— Records from a data source —
****************************************
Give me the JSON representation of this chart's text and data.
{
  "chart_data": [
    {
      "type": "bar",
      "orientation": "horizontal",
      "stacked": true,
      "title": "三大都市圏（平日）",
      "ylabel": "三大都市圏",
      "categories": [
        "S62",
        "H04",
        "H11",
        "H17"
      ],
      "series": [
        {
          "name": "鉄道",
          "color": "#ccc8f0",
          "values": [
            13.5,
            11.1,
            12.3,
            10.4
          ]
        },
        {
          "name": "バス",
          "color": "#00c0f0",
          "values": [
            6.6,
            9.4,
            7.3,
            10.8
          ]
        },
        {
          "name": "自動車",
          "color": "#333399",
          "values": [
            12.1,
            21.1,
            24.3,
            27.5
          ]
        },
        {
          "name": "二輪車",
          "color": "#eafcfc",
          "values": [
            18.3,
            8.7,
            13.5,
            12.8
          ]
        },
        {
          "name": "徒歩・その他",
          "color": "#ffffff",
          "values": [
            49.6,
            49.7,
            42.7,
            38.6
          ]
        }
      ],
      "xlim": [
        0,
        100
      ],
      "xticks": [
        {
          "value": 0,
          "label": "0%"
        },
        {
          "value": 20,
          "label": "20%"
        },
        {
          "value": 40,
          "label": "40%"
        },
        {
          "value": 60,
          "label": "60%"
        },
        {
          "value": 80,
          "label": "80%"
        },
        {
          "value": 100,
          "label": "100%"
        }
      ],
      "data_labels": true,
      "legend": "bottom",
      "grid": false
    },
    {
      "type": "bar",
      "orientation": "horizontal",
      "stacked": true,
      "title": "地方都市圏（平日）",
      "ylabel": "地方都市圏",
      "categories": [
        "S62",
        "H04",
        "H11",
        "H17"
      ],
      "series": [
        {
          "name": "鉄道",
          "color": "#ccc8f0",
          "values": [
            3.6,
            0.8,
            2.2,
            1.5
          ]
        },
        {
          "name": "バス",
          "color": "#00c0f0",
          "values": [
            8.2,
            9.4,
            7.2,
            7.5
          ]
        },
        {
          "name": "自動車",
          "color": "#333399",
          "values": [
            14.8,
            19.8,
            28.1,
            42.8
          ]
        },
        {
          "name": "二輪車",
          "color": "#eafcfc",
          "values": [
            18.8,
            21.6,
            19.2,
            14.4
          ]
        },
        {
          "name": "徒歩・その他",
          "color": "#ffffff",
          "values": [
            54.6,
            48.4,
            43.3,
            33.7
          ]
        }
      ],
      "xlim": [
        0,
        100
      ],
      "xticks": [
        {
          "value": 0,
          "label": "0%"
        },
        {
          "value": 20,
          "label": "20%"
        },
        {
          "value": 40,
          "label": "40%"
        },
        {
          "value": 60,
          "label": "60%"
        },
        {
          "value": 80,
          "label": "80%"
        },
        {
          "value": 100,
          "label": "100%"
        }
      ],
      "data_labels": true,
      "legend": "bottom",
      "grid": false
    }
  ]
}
****************************************
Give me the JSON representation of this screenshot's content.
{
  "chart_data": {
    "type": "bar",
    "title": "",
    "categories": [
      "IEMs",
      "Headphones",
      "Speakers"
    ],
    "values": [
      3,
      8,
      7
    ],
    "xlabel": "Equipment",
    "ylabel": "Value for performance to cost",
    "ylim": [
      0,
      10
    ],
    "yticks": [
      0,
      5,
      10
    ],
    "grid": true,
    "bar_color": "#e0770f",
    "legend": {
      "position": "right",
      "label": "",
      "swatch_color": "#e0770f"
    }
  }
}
****************************************
From the listing above, return each line with the word "JSON".

Give me the JSON representation of this chart's text and data.
Give me the JSON representation of this screenshot's content.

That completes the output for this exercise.